(PASSAGE FOR REVIEW begins)

Hanley Economic Building Society
- Company type: Building society (mutual)
- Industry: Banking and financial services
- Founded: 1854
- Founder: Earl Granville
- Headquarters: Hanley, England
- Area served: Great Britain
- Key people: Mark Selby, CEO
- Services: Savings, mortgages, investments, loans, insurance
- Net income: £1.0 million GBP (August 2019)
- Total assets: £447 million GBP (August 2019)
- Number of employees: 80
- Divisions: Hanley Financial Services Ltd
- Subsidiaries: Hanley Mortgage Services Ltd
- Website: www.thehanley.co.uk

= Hanley Economic Building Society =

UK business

The Hanley Economic Building Society is a UK building society, which has its head office in Hanley, Stoke on Trent, Staffordshire. It is a member of the Building Societies Association.

(PASSAGE FOR REVIEW ends)
(RECORD EXTRACTS begins)

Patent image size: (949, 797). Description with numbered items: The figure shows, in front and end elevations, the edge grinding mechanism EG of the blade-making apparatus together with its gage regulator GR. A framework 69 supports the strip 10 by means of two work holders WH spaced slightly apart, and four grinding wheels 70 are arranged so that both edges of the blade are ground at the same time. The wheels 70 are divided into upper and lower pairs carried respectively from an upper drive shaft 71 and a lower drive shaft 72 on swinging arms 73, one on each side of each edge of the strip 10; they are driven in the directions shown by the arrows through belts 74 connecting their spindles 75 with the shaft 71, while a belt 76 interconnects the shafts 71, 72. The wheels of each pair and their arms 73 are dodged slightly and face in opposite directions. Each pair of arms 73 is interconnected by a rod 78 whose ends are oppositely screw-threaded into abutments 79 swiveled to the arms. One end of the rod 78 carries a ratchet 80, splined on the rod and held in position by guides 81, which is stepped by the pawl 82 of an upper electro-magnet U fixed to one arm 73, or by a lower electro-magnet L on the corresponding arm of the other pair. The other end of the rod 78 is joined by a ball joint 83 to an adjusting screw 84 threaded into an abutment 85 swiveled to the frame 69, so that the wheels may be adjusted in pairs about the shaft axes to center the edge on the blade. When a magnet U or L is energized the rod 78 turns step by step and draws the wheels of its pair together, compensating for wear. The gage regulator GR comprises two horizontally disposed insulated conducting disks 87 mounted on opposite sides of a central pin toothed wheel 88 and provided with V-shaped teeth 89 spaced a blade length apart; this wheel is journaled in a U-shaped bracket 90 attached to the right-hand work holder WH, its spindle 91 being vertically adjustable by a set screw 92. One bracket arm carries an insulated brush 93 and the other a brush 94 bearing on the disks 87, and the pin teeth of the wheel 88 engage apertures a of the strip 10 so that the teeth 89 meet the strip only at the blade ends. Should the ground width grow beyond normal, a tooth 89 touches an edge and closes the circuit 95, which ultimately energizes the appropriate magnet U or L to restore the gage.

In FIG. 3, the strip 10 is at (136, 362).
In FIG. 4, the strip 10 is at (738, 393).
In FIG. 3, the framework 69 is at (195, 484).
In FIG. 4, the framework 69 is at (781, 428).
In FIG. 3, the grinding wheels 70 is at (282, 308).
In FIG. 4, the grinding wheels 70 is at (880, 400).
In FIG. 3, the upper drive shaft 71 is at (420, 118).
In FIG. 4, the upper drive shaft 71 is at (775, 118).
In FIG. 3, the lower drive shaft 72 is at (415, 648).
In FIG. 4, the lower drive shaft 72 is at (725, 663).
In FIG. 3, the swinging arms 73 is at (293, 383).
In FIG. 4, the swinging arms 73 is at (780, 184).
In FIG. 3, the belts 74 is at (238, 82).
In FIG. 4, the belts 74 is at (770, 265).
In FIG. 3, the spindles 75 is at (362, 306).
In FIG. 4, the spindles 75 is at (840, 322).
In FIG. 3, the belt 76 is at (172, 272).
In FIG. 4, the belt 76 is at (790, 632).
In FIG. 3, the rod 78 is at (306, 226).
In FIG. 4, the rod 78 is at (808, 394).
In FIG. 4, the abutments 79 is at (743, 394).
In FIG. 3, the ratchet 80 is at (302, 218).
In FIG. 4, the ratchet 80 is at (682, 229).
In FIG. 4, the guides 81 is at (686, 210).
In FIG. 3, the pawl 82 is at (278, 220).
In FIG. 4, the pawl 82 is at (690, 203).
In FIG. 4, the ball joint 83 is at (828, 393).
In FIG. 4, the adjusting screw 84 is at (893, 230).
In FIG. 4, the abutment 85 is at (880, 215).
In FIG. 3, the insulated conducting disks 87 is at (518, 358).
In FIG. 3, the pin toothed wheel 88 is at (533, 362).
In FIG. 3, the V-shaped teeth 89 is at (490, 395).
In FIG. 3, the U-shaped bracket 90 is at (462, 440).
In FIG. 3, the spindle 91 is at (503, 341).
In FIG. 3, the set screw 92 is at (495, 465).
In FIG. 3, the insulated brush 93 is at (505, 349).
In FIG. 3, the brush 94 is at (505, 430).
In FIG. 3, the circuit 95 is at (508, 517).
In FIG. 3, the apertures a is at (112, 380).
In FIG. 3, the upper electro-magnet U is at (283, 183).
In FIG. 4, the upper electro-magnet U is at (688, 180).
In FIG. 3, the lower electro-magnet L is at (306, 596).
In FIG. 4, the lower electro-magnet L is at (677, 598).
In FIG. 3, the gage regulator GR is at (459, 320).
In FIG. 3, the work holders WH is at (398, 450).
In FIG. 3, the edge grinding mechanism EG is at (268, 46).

(RECORD EXTRACTS ends)

- TO DO -
1. Who founded the society, according to the Hanley Economic Building Society profile?
2. Extract everything in the Hanley Economic Building Society profile from "- Number of" down to "Building Societies Association.".

- EXPECTED OUTPUTS -
1. Earl Granville

2.
- Number of employees: 80
- Divisions: Hanley Financial Services Ltd
- Subsidiaries: Hanley Mortgage Services Ltd
- Website: www.thehanley.co.uk

= Hanley Economic Building Society =

UK business

The Hanley Economic Building Society is a UK building society, which has its head office in Hanley, Stoke on Trent, Staffordshire. It is a member of the Building Societies Association.